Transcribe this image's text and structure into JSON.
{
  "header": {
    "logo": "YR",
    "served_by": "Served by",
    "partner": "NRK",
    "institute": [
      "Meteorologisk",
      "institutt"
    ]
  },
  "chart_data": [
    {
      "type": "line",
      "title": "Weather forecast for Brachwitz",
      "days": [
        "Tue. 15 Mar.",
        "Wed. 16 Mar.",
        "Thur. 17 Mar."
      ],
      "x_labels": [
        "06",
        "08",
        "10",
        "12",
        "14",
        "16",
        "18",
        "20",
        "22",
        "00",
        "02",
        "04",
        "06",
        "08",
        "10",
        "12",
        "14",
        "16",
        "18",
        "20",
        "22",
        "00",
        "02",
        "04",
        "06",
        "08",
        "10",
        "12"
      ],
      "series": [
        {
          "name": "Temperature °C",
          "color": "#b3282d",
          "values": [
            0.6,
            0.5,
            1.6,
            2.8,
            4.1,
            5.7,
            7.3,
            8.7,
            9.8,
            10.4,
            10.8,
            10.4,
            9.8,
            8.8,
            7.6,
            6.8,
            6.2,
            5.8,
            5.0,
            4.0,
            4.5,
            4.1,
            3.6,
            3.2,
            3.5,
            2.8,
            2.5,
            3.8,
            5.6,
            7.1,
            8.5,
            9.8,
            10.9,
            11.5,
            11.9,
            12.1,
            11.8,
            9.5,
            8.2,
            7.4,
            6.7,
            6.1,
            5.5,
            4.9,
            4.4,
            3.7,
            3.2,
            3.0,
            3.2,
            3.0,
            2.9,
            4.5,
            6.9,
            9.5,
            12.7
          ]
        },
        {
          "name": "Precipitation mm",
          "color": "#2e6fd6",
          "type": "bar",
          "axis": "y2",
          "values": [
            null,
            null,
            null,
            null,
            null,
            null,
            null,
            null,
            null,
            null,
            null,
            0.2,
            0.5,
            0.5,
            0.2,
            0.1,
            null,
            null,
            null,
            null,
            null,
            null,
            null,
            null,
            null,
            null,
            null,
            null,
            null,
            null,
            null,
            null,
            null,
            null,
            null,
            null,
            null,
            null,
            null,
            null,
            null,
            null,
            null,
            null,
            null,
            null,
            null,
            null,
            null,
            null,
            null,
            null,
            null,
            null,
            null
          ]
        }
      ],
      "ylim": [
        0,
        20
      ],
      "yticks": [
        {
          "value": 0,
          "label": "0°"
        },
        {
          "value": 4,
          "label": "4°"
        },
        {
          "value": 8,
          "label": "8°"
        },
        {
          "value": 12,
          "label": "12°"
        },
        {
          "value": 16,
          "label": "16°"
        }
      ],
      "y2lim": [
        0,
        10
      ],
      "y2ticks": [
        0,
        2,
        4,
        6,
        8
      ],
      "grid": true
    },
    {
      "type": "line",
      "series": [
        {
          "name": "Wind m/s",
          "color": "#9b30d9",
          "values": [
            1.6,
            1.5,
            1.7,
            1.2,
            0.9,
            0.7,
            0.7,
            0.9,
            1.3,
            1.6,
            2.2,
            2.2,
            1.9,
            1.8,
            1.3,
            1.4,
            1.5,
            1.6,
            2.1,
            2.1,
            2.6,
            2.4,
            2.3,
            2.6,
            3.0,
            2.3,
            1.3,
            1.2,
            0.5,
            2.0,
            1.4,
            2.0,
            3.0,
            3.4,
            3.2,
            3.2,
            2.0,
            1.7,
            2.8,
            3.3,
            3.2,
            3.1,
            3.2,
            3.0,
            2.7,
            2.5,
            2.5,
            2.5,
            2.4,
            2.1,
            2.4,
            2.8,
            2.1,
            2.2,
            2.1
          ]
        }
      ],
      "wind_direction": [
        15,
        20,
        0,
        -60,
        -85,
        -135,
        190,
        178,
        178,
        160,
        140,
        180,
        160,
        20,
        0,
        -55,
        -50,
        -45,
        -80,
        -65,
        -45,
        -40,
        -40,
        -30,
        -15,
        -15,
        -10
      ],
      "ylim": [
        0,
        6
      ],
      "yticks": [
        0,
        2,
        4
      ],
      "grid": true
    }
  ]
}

◆ Goal of the exercise:
Copy every line of the listing containing the string "color".

◆ Complete response:
          "color": "#b3282d",
          "color": "#2e6fd6",
          "color": "#9b30d9",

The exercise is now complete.